WHAT IS ASKED>
Tally the lines containing the word "image", and report the tally alone.
• • • • • • •
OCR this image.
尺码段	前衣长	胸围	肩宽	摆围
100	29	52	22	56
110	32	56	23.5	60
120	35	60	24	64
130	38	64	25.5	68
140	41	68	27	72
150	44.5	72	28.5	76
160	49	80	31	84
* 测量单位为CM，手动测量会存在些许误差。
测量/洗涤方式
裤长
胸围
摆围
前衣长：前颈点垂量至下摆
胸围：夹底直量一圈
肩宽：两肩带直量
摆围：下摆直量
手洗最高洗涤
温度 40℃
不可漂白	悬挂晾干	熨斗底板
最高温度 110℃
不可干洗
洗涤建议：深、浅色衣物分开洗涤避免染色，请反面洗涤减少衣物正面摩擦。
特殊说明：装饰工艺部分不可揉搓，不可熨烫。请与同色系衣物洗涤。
• • • • • • •
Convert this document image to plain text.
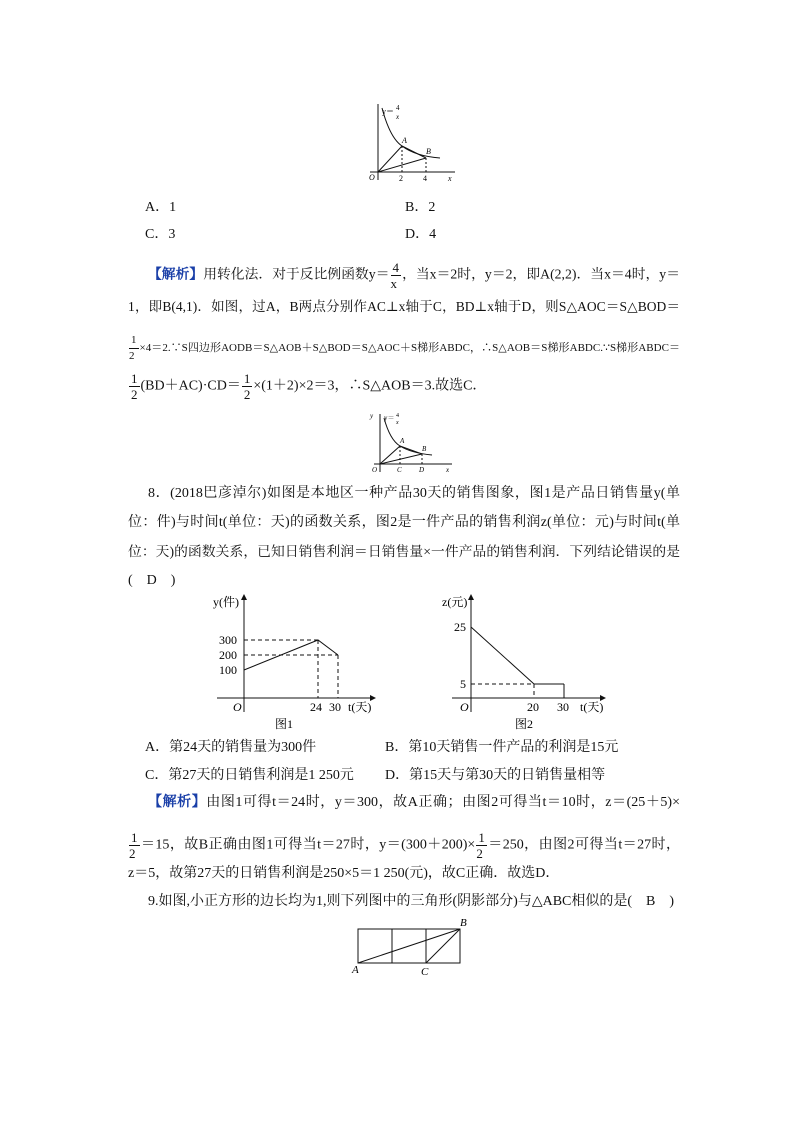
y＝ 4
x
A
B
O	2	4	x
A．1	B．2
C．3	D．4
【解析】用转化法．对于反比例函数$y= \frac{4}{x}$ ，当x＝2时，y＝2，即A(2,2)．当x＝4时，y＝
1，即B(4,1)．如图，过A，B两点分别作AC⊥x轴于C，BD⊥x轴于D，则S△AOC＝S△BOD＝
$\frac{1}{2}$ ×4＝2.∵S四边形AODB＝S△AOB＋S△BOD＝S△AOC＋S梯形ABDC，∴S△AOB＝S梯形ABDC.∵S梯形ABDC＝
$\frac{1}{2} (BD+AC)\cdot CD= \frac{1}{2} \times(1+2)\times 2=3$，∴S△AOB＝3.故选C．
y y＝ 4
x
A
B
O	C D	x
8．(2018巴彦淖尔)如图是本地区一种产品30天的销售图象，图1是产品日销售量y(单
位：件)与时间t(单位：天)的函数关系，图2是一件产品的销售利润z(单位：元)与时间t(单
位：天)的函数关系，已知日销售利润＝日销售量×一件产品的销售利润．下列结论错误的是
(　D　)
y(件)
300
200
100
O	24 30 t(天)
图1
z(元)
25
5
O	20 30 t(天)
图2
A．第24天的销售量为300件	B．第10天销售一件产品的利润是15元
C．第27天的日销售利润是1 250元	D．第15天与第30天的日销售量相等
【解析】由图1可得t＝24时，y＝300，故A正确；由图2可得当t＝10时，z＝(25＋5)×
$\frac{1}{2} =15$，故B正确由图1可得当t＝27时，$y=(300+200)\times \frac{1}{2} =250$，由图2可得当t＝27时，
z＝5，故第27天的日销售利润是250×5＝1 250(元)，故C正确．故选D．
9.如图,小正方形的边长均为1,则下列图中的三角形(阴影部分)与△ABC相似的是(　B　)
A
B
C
• • • • • • •
FULL RESPONSE>
2